Dataset items:
----------------------------------------

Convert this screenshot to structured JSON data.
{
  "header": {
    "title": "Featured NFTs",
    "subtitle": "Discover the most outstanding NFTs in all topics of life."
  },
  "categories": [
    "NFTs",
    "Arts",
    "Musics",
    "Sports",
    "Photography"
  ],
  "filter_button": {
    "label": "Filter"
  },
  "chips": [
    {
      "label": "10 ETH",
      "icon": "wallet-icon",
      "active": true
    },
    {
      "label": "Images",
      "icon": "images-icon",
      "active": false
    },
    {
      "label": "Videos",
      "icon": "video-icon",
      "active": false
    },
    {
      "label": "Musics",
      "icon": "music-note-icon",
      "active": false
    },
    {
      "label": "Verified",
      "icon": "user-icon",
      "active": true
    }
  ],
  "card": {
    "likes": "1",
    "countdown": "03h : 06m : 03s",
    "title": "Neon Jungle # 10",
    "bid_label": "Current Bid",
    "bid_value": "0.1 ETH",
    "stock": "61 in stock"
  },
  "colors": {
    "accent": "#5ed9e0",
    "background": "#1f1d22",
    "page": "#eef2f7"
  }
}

----------------------------------------

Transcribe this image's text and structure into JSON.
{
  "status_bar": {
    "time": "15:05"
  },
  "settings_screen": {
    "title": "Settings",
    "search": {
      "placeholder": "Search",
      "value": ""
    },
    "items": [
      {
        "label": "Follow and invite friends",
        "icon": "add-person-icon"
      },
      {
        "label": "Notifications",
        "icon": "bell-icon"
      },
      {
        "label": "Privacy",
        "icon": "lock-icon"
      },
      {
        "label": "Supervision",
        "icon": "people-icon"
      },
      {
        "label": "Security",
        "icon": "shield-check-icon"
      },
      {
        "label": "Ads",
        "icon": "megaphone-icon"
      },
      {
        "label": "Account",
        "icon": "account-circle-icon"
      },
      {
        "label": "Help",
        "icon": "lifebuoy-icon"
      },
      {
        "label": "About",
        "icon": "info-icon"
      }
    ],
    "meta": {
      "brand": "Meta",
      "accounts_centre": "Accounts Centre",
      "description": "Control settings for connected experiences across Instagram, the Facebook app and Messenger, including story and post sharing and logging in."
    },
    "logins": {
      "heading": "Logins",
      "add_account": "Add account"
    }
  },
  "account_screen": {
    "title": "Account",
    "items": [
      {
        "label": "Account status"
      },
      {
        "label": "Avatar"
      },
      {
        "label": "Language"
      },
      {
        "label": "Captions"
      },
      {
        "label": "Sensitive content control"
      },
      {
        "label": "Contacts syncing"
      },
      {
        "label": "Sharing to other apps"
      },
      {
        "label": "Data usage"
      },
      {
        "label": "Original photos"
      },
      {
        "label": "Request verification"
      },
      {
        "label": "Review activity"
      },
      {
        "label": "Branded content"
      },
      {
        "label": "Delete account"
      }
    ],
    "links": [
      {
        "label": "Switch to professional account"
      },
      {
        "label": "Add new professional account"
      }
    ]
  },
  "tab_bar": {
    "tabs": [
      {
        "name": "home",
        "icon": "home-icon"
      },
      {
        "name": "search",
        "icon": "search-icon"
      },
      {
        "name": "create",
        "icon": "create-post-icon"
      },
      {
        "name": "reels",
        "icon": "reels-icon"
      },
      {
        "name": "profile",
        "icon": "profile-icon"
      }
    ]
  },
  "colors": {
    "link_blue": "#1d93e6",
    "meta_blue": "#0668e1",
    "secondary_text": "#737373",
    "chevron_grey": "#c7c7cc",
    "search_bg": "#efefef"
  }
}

----------------------------------------

Written problem:
From the listing above, copy all lines holding the word "content".

Written answer:
        "label": "Sensitive content control"
        "label": "Branded content"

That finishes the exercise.